見出し画像

【エッセイ】永遠にカスタネットを叩く

この世の全ての中で、一番の地獄はなんだろうか。
想像してみた。
永遠に何かをやり続ける。
それが、一番の地獄の世界なのかもしれないと思った。

ニーチェは、同じ人生を何度も繰り返す事を、絶望の世界だと言った。
それも途方もない絶望だが、今すぐ出来る絶望として、永遠に一つの事をやり続けなきゃいけないとしたら。

ただし、好きな物を選べる。
永遠にやらなきゃいけない何かは、なんなのかを、選べる。

なんでもいい。
焼肉食べ放題、セックスし放題、スプラトゥーンし放題、カスタネット叩き放題。
自分の好きな物を、永遠に続ける。
これが永遠だと考えると、二時間くらいでイヤになるだろう。

---+---

やること -
上のエッセイから「それが、一番の地獄の世界なのかもしれないと思った。」から「これが永遠だと考えると、二時間くらいでイヤになるだろう。」までの部分を、その両端も含めて一字も変えずに抜き出して返してください。

コレクションから抜き出したエントリ
---+---

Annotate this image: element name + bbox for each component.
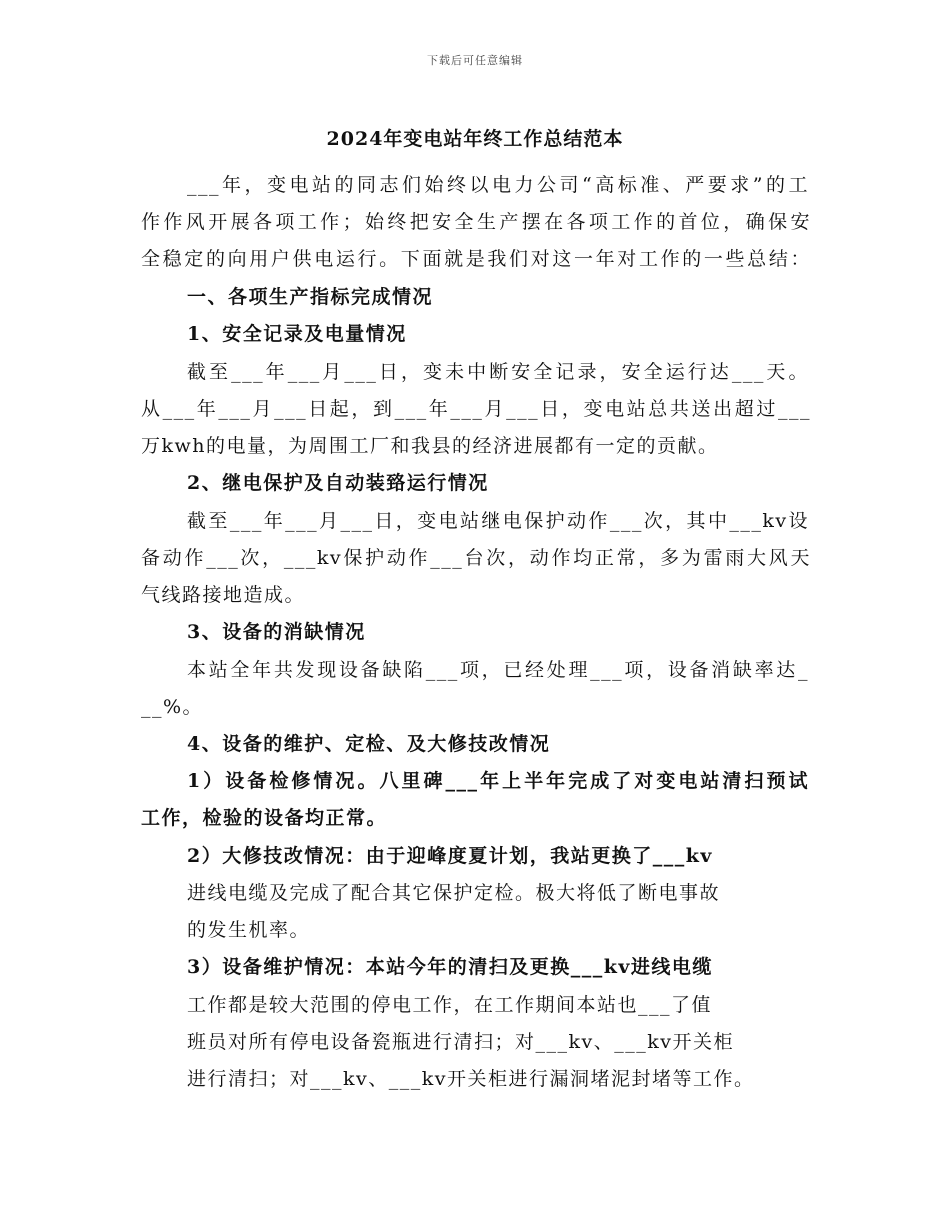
section-heading: 一、各项生产指标完成情况 [187,286,434,308]
paragraph-line: 气线路接地造成。 [141,584,306,606]
subsection-heading: 4、设备的维护、定检、及大修技改情况 [187,733,551,755]
paragraph-line: 作作风开展各项工作；始终把安全生产摆在各项工作的首位，确保安 [141,211,811,233]
document-title: 2024年变电站年终工作总结范本 [326,128,624,150]
paragraph-line: ___年，变电站的同志们始终以电力公司“高标准、严要求”的工 [187,174,809,196]
paragraph-line: 进线电缆及完成了配合其它保护定检。极大将低了断电事故 [187,882,721,904]
subsection-heading: 2、继电保护及自动装臵运行情况 [187,472,489,494]
subsection-heading: 3、设备的消缺情况 [187,621,366,643]
paragraph-line: __%。 [141,696,204,718]
subsection-heading: 1、安全记录及电量情况 [187,323,407,345]
paragraph-line: 全稳定的向用户供电运行。下面就是我们对这一年对工作的一些总结： [141,248,811,270]
paragraph-line-bold: 1）设备检修情况。八里碑___年上半年完成了对变电站清扫预试 [187,770,809,792]
paragraph-line-bold: 工作，检验的设备均正常。 [141,807,388,829]
page-header: 下载后可任意编辑 [427,54,523,67]
paragraph-line-bold: 3）设备维护情况：本站今年的清扫及更换___kv进线电缆 [187,956,713,978]
paragraph-line: 的发生机率。 [187,919,311,941]
paragraph-line: 本站全年共发现设备缺陷___项，已经处理___项，设备消缺率达_ [187,659,809,681]
paragraph-line: 工作都是较大范围的停电工作，在工作期间本站也___了值 [187,994,713,1016]
paragraph-line: 从___年___月___日起，到___年___月___日，变电站总共送出超过___ [141,398,811,420]
paragraph-line: 截至___年___月___日，变未中断安全记录，安全运行达___天。 [187,361,809,383]
paragraph-line: 截至___年___月___日，变电站继电保护动作___次，其中___kv设 [187,510,809,532]
paragraph-line: 万kwh的电量，为周围工厂和我县的经济进展都有一定的贡献。 [141,435,719,457]
paragraph-line: 备动作___次，___kv保护动作___台次，动作均正常，多为雷雨大风天 [141,547,811,569]
paragraph-line: 班员对所有停电设备瓷瓶进行清扫；对___kv、___kv开关柜 [187,1031,734,1053]
paragraph-line-bold: 2）大修技改情况：由于迎峰度夏计划，我站更换了___kv [187,845,713,867]
paragraph-line: 进行清扫；对___kv、___kv开关柜进行漏洞堵泥封堵等工作。 [187,1068,755,1090]
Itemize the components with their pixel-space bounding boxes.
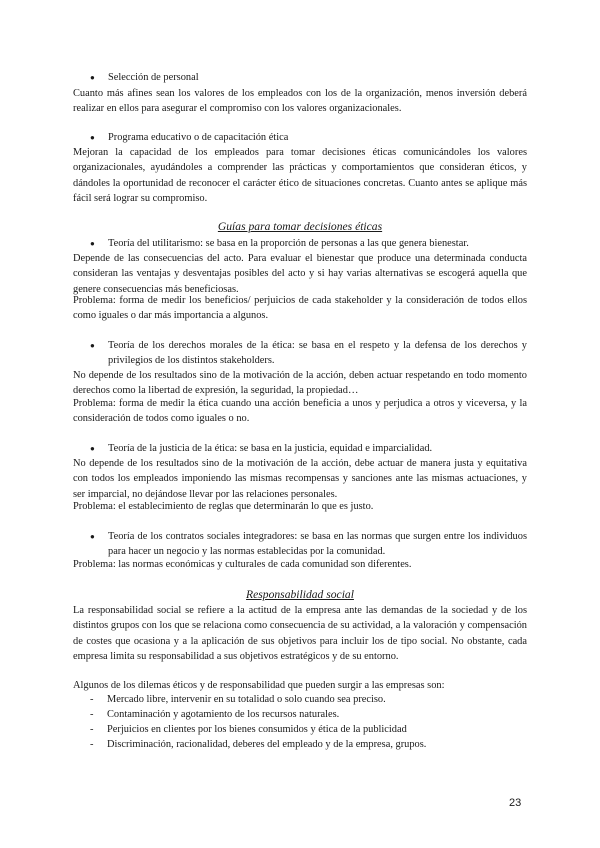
bullet-justicia: ● Teoría de la justicia de la ética: se basa en la justicia, equidad e imparcialidad. [90, 441, 527, 456]
problema-derechos: Problema: forma de medir la ética cuando una acción beneficia a unos y perjudica a otros y viceversa, y la consideración de todos como iguales o no. [73, 398, 527, 425]
bullet-dot: ● [90, 133, 95, 142]
page-number: 23 [509, 797, 522, 809]
heading-responsabilidad: Responsabilidad social [246, 588, 354, 601]
bullet-contratos: ● Teoría de los contratos sociales integradores: se basa en las normas que surgen entre los individuos para hacer un negocio y las normas establecidas por la comunidad. [90, 531, 527, 558]
bullet-dot: ● [90, 73, 95, 82]
dilemas-intro: Algunos de los dilemas éticos y de responsabilidad que pueden surgir a las empresas son: [73, 680, 445, 691]
paragraph-justicia: No depende de los resultados sino de la motivación de la acción, debe actuar de manera justa y equitativa con todos los empleados imponiendo las mismas recompensas y sanciones ante las mismas actuaciones, y ser imparcial, no dejándose llevar por las relaciones personales. [73, 458, 527, 500]
dilema-item: - Mercado libre, intervenir en su totalidad o solo cuando sea preciso. [90, 694, 386, 705]
bullet-programa: ● Programa educativo o de capacitación ética [90, 130, 527, 145]
bullet-seleccion: ● Selección de personal [90, 70, 527, 85]
paragraph-responsabilidad: La responsabilidad social se refiere a la actitud de la empresa ante las demandas de la sociedad y de los distintos grupos con los que se relaciona como consecuencia de su actividad, a la valoración y compensación de costes que ocasiona y a la aplicación de sus objetivos para incluir los de tipo social. No obstante, cada empresa limita su responsabilidad a sus objetivos estratégicos y de su entorno. [73, 605, 527, 662]
dilema-item: - Discriminación, racionalidad, deberes del empleado y de la empresa, grupos. [90, 739, 427, 750]
bullet-derechos: ● Teoría de los derechos morales de la ética: se basa en el respeto y la defensa de los derechos y privilegios de los distintos stakeholders. [90, 340, 527, 367]
heading-guias: Guías para tomar decisiones éticas [217, 220, 383, 233]
bullet-dot: ● [90, 341, 95, 350]
dilema-item: - Perjuicios en clientes por los bienes consumidos y ética de la publicidad [90, 724, 407, 735]
problema-utilitarismo: Problema: forma de medir los beneficios/ perjuicios de cada stakeholder y la consideración de todos ellos como iguales o dar más importancia a algunos. [73, 295, 527, 322]
dilema-item: - Contaminación y agotamiento de los recursos naturales. [90, 709, 340, 720]
problema-justicia: Problema: el establecimiento de reglas que determinarán lo que es justo. [73, 501, 374, 512]
bullet-dot: ● [90, 444, 95, 453]
bullet-utilitarismo: ● Teoría del utilitarismo: se basa en la proporción de personas a las que genera bienestar. [90, 236, 527, 251]
paragraph-derechos: No depende de los resultados sino de la motivación de la acción, deben actuar respetando en todo momento derechos como la libertad de expresión, la seguridad, la propiedad… [73, 370, 527, 397]
bullet-dot: ● [90, 239, 95, 248]
paragraph-seleccion: Cuanto más afines sean los valores de los empleados con los de la organización, menos inversión deberá realizar en ellos para asegurar el compromiso con los valores organizacionales. [73, 88, 527, 115]
problema-contratos: Problema: las normas económicas y culturales de cada comunidad son diferentes. [73, 559, 412, 570]
bullet-dot: ● [90, 532, 95, 541]
paragraph-utilitarismo: Depende de las consecuencias del acto. Para evaluar el bienestar que produce una determinada conducta consideran las ventajas y desventajas posibles del acto y si hay varias alternativas se escogerá aquella que genere consecuencias más beneficiosas. [73, 253, 527, 295]
paragraph-programa: Mejoran la capacidad de los empleados para tomar decisiones éticas comunicándoles los valores organizacionales, ayudándoles a comprender las prácticas y comportamientos que consideran éticos, y dándoles la oportunidad de reconocer el carácter ético de situaciones concretas. Cuanto antes se aplique más fácil será lograr su compromiso. [73, 147, 527, 204]
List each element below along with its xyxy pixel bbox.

---+---

答えの全文 -
それが、一番の地獄の世界なのかもしれないと思った。

ニーチェは、同じ人生を何度も繰り返す事を、絶望の世界だと言った。
それも途方もない絶望だが、今すぐ出来る絶望として、永遠に一つの事をやり続けなきゃいけないとしたら。

ただし、好きな物を選べる。
永遠にやらなきゃいけない何かは、なんなのかを、選べる。

なんでもいい。
焼肉食べ放題、セックスし放題、スプラトゥーンし放題、カスタネット叩き放題。
自分の好きな物を、永遠に続ける。
これが永遠だと考えると、二時間くらいでイヤになるだろう。